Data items
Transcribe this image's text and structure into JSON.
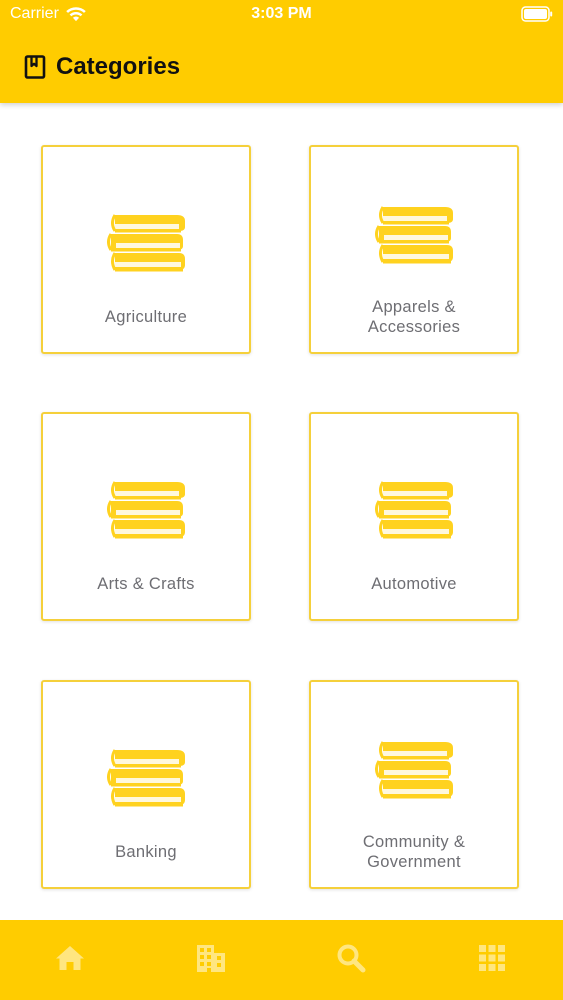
{
  "status_bar": {
    "carrier": "Carrier",
    "time": "3:03 PM",
    "wifi_icon": "wifi-icon",
    "battery_icon": "battery-icon"
  },
  "header": {
    "title": "Categories",
    "icon": "bookmark-book-icon"
  },
  "categories": [
    {
      "label": "Agriculture",
      "icon": "books-icon"
    },
    {
      "label": "Apparels &\nAccessories",
      "icon": "books-icon"
    },
    {
      "label": "Arts & Crafts",
      "icon": "books-icon"
    },
    {
      "label": "Automotive",
      "icon": "books-icon"
    },
    {
      "label": "Banking",
      "icon": "books-icon"
    },
    {
      "label": "Community &\nGovernment",
      "icon": "books-icon"
    }
  ],
  "tabbar": {
    "tabs": [
      {
        "id": "home",
        "icon": "home-icon"
      },
      {
        "id": "business",
        "icon": "building-icon"
      },
      {
        "id": "search",
        "icon": "search-icon"
      },
      {
        "id": "categories",
        "icon": "grid-icon"
      }
    ]
  },
  "colors": {
    "brand_yellow": "#FFCC00",
    "card_border": "#F5D03B",
    "icon_yellow": "#FFD21F",
    "label_gray": "#6E6E73",
    "tab_icon": "#FFE680"
  }
}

(EXERCISE)
Give every record again exactly, apart from the pictures, which stay out.

(RESPONSE)
Transcribe this image's text and structure into JSON.
{
  "status_bar": {
    "carrier": "Carrier",
    "time": "3:03 PM",
    "wifi_icon": "wifi-icon",
    "battery_icon": "battery-icon"
  },
  "header": {
    "title": "Categories",
    "icon": "bookmark-book-icon"
  },
  "categories": [
    {
      "label": "Agriculture",
      "icon": "books-icon"
    },
    {
      "label": "Apparels &\nAccessories",
      "icon": "books-icon"
    },
    {
      "label": "Arts & Crafts",
      "icon": "books-icon"
    },
    {
      "label": "Automotive",
      "icon": "books-icon"
    },
    {
      "label": "Banking",
      "icon": "books-icon"
    },
    {
      "label": "Community &\nGovernment",
      "icon": "books-icon"
    }
  ],
  "tabbar": {
    "tabs": [
      {
        "id": "home",
        "icon": "home-icon"
      },
      {
        "id": "business",
        "icon": "building-icon"
      },
      {
        "id": "search",
        "icon": "search-icon"
      },
      {
        "id": "categories",
        "icon": "grid-icon"
      }
    ]
  },
  "colors": {
    "brand_yellow": "#FFCC00",
    "card_border": "#F5D03B",
    "icon_yellow": "#FFD21F",
    "label_gray": "#6E6E73",
    "tab_icon": "#FFE680"
  }
}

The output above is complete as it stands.